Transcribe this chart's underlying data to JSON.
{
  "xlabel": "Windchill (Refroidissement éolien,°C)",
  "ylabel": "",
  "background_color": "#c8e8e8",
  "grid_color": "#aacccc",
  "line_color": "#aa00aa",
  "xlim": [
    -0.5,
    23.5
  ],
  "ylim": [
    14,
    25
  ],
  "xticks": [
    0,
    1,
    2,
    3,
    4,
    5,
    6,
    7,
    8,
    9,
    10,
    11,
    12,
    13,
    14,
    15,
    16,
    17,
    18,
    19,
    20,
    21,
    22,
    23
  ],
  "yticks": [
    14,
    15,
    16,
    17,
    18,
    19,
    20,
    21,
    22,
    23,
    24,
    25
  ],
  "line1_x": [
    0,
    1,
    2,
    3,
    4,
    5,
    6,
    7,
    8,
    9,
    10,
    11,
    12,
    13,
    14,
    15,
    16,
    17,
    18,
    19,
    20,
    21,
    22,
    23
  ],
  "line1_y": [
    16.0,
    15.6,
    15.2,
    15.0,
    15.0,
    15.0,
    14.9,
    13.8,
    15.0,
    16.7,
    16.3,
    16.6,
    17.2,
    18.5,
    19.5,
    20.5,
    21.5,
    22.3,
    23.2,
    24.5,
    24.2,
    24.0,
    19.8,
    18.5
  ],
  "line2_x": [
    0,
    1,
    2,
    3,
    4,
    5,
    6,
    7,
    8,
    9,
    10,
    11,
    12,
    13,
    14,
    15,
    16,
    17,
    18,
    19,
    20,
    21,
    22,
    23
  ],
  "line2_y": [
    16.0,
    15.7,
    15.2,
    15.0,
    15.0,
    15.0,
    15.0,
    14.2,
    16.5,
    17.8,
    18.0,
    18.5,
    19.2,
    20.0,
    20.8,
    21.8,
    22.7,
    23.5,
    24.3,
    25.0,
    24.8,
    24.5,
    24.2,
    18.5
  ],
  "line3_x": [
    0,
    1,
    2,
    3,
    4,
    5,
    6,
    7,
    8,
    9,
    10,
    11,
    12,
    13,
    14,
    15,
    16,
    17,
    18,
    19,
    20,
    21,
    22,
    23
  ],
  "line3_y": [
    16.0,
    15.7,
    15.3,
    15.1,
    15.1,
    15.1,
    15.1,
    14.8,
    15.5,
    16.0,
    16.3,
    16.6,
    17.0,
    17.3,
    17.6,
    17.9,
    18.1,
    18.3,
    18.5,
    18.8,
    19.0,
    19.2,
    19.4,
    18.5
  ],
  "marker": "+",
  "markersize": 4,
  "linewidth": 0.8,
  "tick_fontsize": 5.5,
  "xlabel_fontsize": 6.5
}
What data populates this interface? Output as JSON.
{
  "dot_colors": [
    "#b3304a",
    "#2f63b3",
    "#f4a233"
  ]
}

════════════════════

What is required:
Extract each line from the listing above, please, and repeat it exactly.

Final result:
Transcribe this chart's underlying data to JSON.
{
  "xlabel": "Windchill (Refroidissement éolien,°C)",
  "ylabel": "",
  "background_color": "#c8e8e8",
  "grid_color": "#aacccc",
  "line_color": "#aa00aa",
  "xlim": [
    -0.5,
    23.5
  ],
  "ylim": [
    14,
    25
  ],
  "xticks": [
    0,
    1,
    2,
    3,
    4,
    5,
    6,
    7,
    8,
    9,
    10,
    11,
    12,
    13,
    14,
    15,
    16,
    17,
    18,
    19,
    20,
    21,
    22,
    23
  ],
  "yticks": [
    14,
    15,
    16,
    17,
    18,
    19,
    20,
    21,
    22,
    23,
    24,
    25
  ],
  "line1_x": [
    0,
    1,
    2,
    3,
    4,
    5,
    6,
    7,
    8,
    9,
    10,
    11,
    12,
    13,
    14,
    15,
    16,
    17,
    18,
    19,
    20,
    21,
    22,
    23
  ],
  "line1_y": [
    16.0,
    15.6,
    15.2,
    15.0,
    15.0,
    15.0,
    14.9,
    13.8,
    15.0,
    16.7,
    16.3,
    16.6,
    17.2,
    18.5,
    19.5,
    20.5,
    21.5,
    22.3,
    23.2,
    24.5,
    24.2,
    24.0,
    19.8,
    18.5
  ],
  "line2_x": [
    0,
    1,
    2,
    3,
    4,
    5,
    6,
    7,
    8,
    9,
    10,
    11,
    12,
    13,
    14,
    15,
    16,
    17,
    18,
    19,
    20,
    21,
    22,
    23
  ],
  "line2_y": [
    16.0,
    15.7,
    15.2,
    15.0,
    15.0,
    15.0,
    15.0,
    14.2,
    16.5,
    17.8,
    18.0,
    18.5,
    19.2,
    20.0,
    20.8,
    21.8,
    22.7,
    23.5,
    24.3,
    25.0,
    24.8,
    24.5,
    24.2,
    18.5
  ],
  "line3_x": [
    0,
    1,
    2,
    3,
    4,
    5,
    6,
    7,
    8,
    9,
    10,
    11,
    12,
    13,
    14,
    15,
    16,
    17,
    18,
    19,
    20,
    21,
    22,
    23
  ],
  "line3_y": [
    16.0,
    15.7,
    15.3,
    15.1,
    15.1,
    15.1,
    15.1,
    14.8,
    15.5,
    16.0,
    16.3,
    16.6,
    17.0,
    17.3,
    17.6,
    17.9,
    18.1,
    18.3,
    18.5,
    18.8,
    19.0,
    19.2,
    19.4,
    18.5
  ],
  "marker": "+",
  "markersize": 4,
  "linewidth": 0.8,
  "tick_fontsize": 5.5,
  "xlabel_fontsize": 6.5
}
What data populates this interface? Output as JSON.
{
  "dot_colors": [
    "#b3304a",
    "#2f63b3",
    "#f4a233"
  ]
}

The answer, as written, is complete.